-- START Dataset content --

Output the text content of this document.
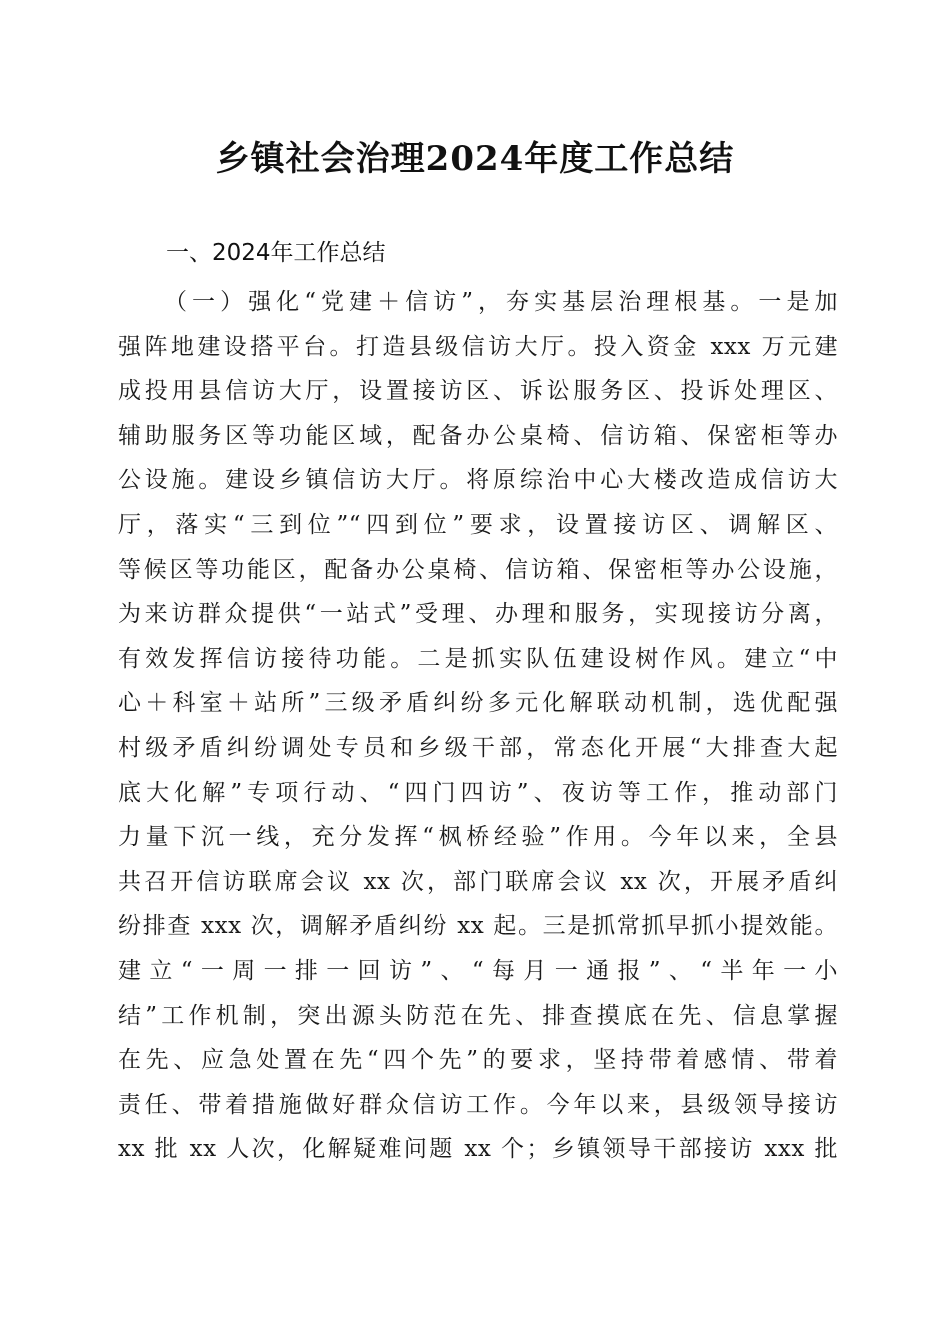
乡镇社会治理2024年度工作总结
一、2024年工作总结
（一）强化“党建＋信访”，夯实基层治理根基。一是加
强阵地建设搭平台。打造县级信访大厅。投入资金 xxx 万元建
成投用县信访大厅，设置接访区、诉讼服务区、投诉处理区、
辅助服务区等功能区域，配备办公桌椅、信访箱、保密柜等办
公设施。建设乡镇信访大厅。将原综治中心大楼改造成信访大
厅，落实“三到位”“四到位”要求，设置接访区、调解区、
等候区等功能区，配备办公桌椅、信访箱、保密柜等办公设施，
为来访群众提供“一站式”受理、办理和服务，实现接访分离，
有效发挥信访接待功能。二是抓实队伍建设树作风。建立“中
心＋科室＋站所”三级矛盾纠纷多元化解联动机制，选优配强
村级矛盾纠纷调处专员和乡级干部，常态化开展“大排查大起
底大化解”专项行动、“四门四访”、夜访等工作，推动部门
力量下沉一线，充分发挥“枫桥经验”作用。今年以来，全县
共召开信访联席会议 xx 次，部门联席会议 xx 次，开展矛盾纠
纷排查 xxx 次，调解矛盾纠纷 xx 起。三是抓常抓早抓小提效能。
建立“一周一排一回访”、“每月一通报”、“半年一小
结”工作机制，突出源头防范在先、排查摸底在先、信息掌握
在先、应急处置在先“四个先”的要求，坚持带着感情、带着
责任、带着措施做好群众信访工作。今年以来，县级领导接访
xx 批 xx 人次，化解疑难问题 xx 个；乡镇领导干部接访 xxx 批
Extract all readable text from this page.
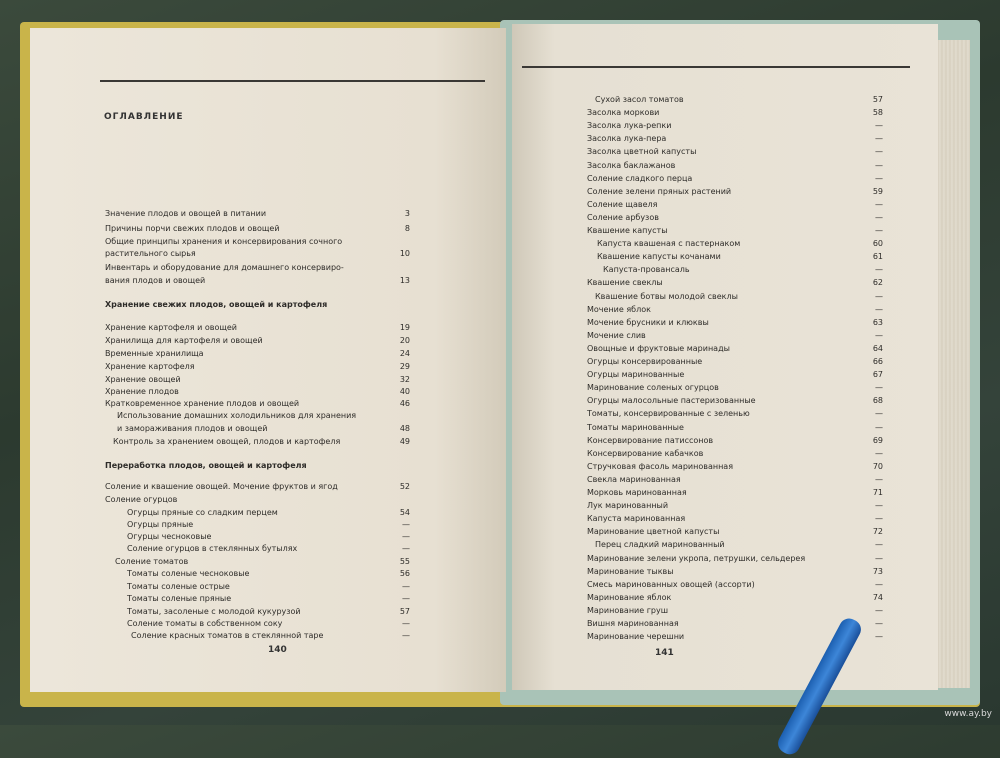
ОГЛАВЛЕНИЕ
Значение плодов и овощей в питании	3
Причины порчи свежих плодов и овощей	8
Общие принципы хранения и консервирования сочного
растительного сырья	10
Инвентарь и оборудование для домашнего консервиро-
вания плодов и овощей	13
Хранение свежих плодов, овощей и картофеля
Хранение картофеля и овощей	19
Хранилища для картофеля и овощей	20
Временные хранилища	24
Хранение картофеля	29
Хранение овощей	32
Хранение плодов	40
Кратковременное хранение плодов и овощей	46
Использование домашних холодильников для хранения
и замораживания плодов и овощей	48
Контроль за хранением овощей, плодов и картофеля	49
Переработка плодов, овощей и картофеля
Соление и квашение овощей. Мочение фруктов и ягод	52
Соление огурцов
Огурцы пряные со сладким перцем	54
Огурцы пряные	—
Огурцы чесноковые	—
Соление огурцов в стеклянных бутылях	—
Соление томатов	55
Томаты соленые чесноковые	56
Томаты соленые острые	—
Томаты соленые пряные	—
Томаты, засоленые с молодой кукурузой	57
Соление томаты в собственном соку	—
Соление красных томатов в стеклянной таре	—
Сухой засол томатов	57
Засолка моркови	58
Засолка лука-репки	—
Засолка лука-пера	—
Засолка цветной капусты	—
Засолка баклажанов	—
Соление сладкого перца	—
Соление зелени пряных растений	59
Соление щавеля	—
Соление арбузов	—
Квашение капусты	—
Капуста квашеная с пастернаком	60
Квашение капусты кочанами	61
Капуста-провансаль	—
Квашение свеклы	62
Квашение ботвы молодой свеклы	—
Мочение яблок	—
Мочение брусники и клюквы	63
Мочение слив	—
Овощные и фруктовые маринады	64
Огурцы консервированные	66
Огурцы маринованные	67
Маринование соленых огурцов	—
Огурцы малосольные пастеризованные	68
Томаты, консервированные с зеленью	—
Томаты маринованные	—
Консервирование патиссонов	69
Консервирование кабачков	—
Стручковая фасоль маринованная	70
Свекла маринованная	—
Морковь маринованная	71
Лук маринованный	—
Капуста маринованная	—
Маринование цветной капусты	72
Перец сладкий маринованный	—
Маринование зелени укропа, петрушки, сельдерея	—
Маринование тыквы	73
Смесь маринованных овощей (ассорти)	—
Маринование яблок	74
Маринование груш	—
Вишня маринованная	—
Маринование черешни	—
140	141
www.ay.by
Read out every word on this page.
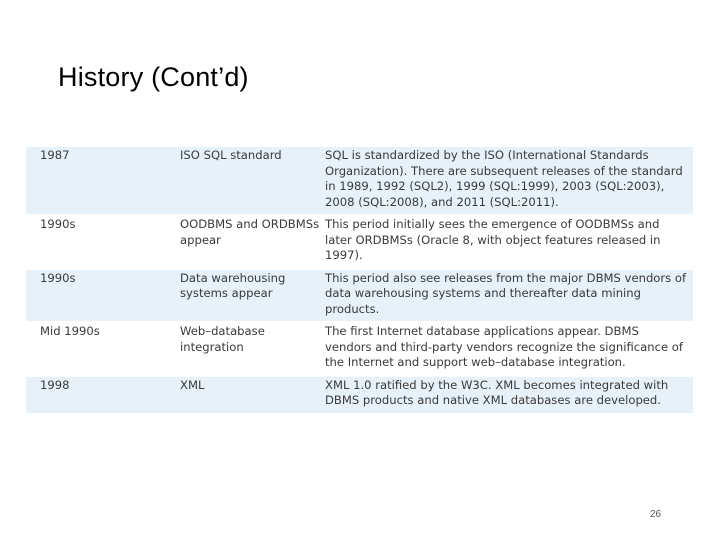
History (Cont’d)
1987	ISO SQL standard	SQL is standardized by the ISO (International Standards Organization). There are subsequent releases of the standard in 1989, 1992 (SQL2), 1999 (SQL:1999), 2003 (SQL:2003), 2008 (SQL:2008), and 2011 (SQL:2011).
1990s	OODBMS and ORDBMSs appear	This period initially sees the emergence of OODBMSs and later ORDBMSs (Oracle 8, with object features released in 1997).
1990s	Data warehousing systems appear	This period also see releases from the major DBMS vendors of data warehousing systems and thereafter data mining products.
Mid 1990s	Web–database integration	The first Internet database applications appear. DBMS vendors and third-party vendors recognize the significance of the Internet and support web–database integration.
1998	XML	XML 1.0 ratified by the W3C. XML becomes integrated with DBMS products and native XML databases are developed.
26
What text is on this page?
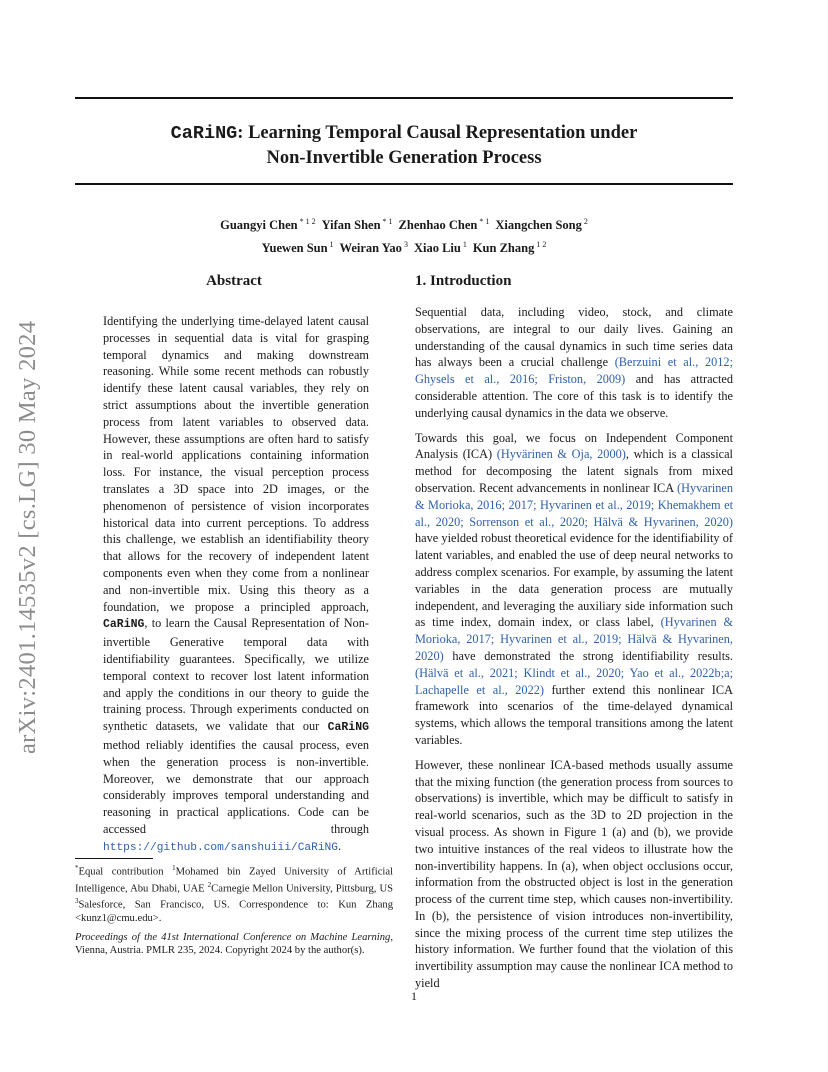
CaRiNG: Learning Temporal Causal Representation under
Non-Invertible Generation Process
Guangyi Chen $^{* 1 2}$ Yifan Shen $^{* 1}$ Zhenhao Chen $^{* 1}$ Xiangchen Song $^2$
Yuewen Sun $^1$ Weiran Yao $^3$ Xiao Liu $^1$ Kun Zhang $^{1 2}$
arXiv:2401.14535v2 [cs.LG] 30 May 2024
Abstract
Identifying the underlying time-delayed latent causal processes in sequential data is vital for grasping temporal dynamics and making downstream reasoning. While some recent methods can robustly identify these latent causal variables, they rely on strict assumptions about the invertible generation process from latent variables to observed data. However, these assumptions are often hard to satisfy in real-world applications containing information loss. For instance, the visual perception process translates a 3D space into 2D images, or the phenomenon of persistence of vision incorporates historical data into current perceptions. To address this challenge, we establish an identifiability theory that allows for the recovery of independent latent components even when they come from a nonlinear and non-invertible mix. Using this theory as a foundation, we propose a principled approach, CaRiNG, to learn the Causal Representation of Non-invertible Generative temporal data with identifiability guarantees. Specifically, we utilize temporal context to recover lost latent information and apply the conditions in our theory to guide the training process. Through experiments conducted on synthetic datasets, we validate that our CaRiNG method reliably identifies the causal process, even when the generation process is non-invertible. Moreover, we demonstrate that our approach considerably improves temporal understanding and reasoning in practical applications. Code can be accessed through https://github.com/sanshuiii/CaRiNG.
*Equal contribution $^1$Mohamed bin Zayed University of Artificial Intelligence, Abu Dhabi, UAE $^2$Carnegie Mellon University, Pittsburg, US $^3$Salesforce, San Francisco, US. Correspondence to: Kun Zhang <kunz1@cmu.edu>.
Proceedings of the 41st International Conference on Machine Learning, Vienna, Austria. PMLR 235, 2024. Copyright 2024 by the author(s).
1. Introduction

Sequential data, including video, stock, and climate observations, are integral to our daily lives. Gaining an understanding of the causal dynamics in such time series data has always been a crucial challenge (Berzuini et al., 2012; Ghysels et al., 2016; Friston, 2009) and has attracted considerable attention. The core of this task is to identify the underlying causal dynamics in the data we observe.

Towards this goal, we focus on Independent Component Analysis (ICA) (Hyvärinen & Oja, 2000), which is a classical method for decomposing the latent signals from mixed observation. Recent advancements in nonlinear ICA (Hyvarinen & Morioka, 2016; 2017; Hyvarinen et al., 2019; Khemakhem et al., 2020; Sorrenson et al., 2020; Hälvä & Hyvarinen, 2020) have yielded robust theoretical evidence for the identifiability of latent variables, and enabled the use of deep neural networks to address complex scenarios. For example, by assuming the latent variables in the data generation process are mutually independent, and leveraging the auxiliary side information such as time index, domain index, or class label, (Hyvarinen & Morioka, 2017; Hyvarinen et al., 2019; Hälvä & Hyvarinen, 2020) have demonstrated the strong identifiability results. (Hälvä et al., 2021; Klindt et al., 2020; Yao et al., 2022b;a; Lachapelle et al., 2022) further extend this nonlinear ICA framework into scenarios of the time-delayed dynamical systems, which allows the temporal transitions among the latent variables.

However, these nonlinear ICA-based methods usually assume that the mixing function (the generation process from sources to observations) is invertible, which may be difficult to satisfy in real-world scenarios, such as the 3D to 2D projection in the visual process. As shown in Figure 1 (a) and (b), we provide two intuitive instances of the real videos to illustrate how the non-invertibility happens. In (a), when object occlusions occur, information from the obstructed object is lost in the generation process of the current time step, which causes non-invertibility. In (b), the persistence of vision introduces non-invertibility, since the mixing process of the current time step utilizes the history information. We further found that the violation of this invertibility assumption may cause the nonlinear ICA method to yield

1
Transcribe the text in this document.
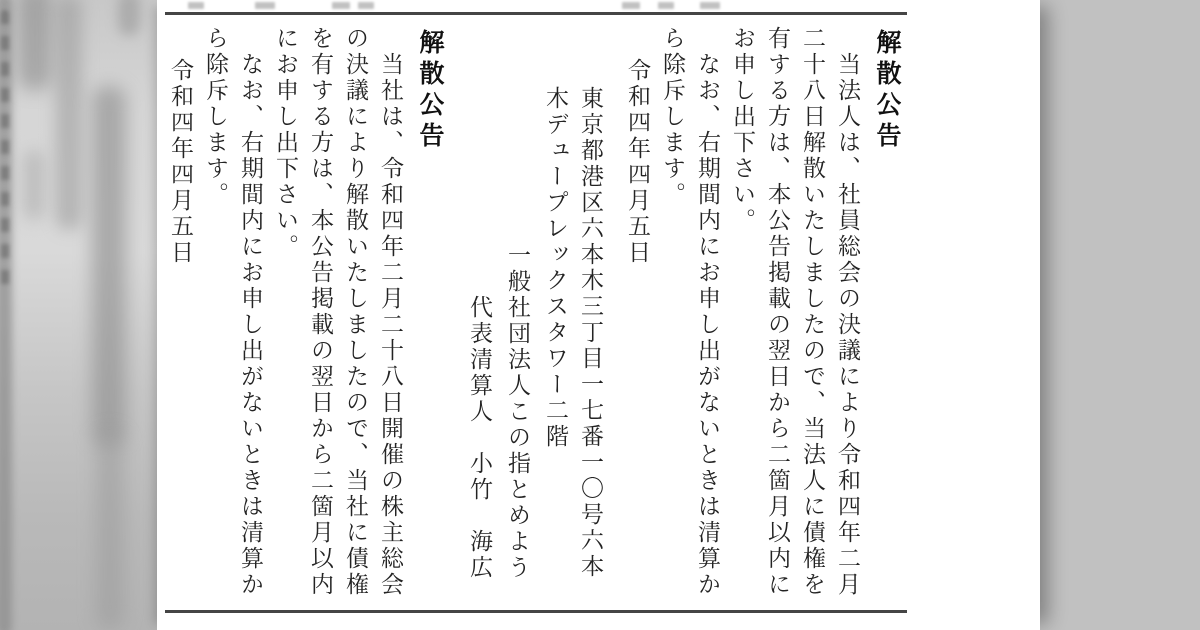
解散公告

当法人は、社員総会の決議により令和四年二月二十八日解散いたしましたので、当法人に債権を有する方は、本公告掲載の翌日から二箇月以内にお申し出下さい。

なお、右期間内にお申し出がないときは清算から除斥します。

令和四年四月五日

東京都港区六本木三丁目一七番一〇号六本木デュープレックスタワー二階

一般社団法人この指とめよう

代表清算人　小竹　海広

解散公告

当社は、令和四年二月二十八日開催の株主総会の決議により解散いたしましたので、当社に債権を有する方は、本公告掲載の翌日から二箇月以内にお申し出下さい。

なお、右期間内にお申し出がないときは清算から除斥します。

令和四年四月五日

-- END Dataset content --

> The exercise: Report the number of lines above that contain the word "配备办公桌椅", and only that number.

> Reply: 2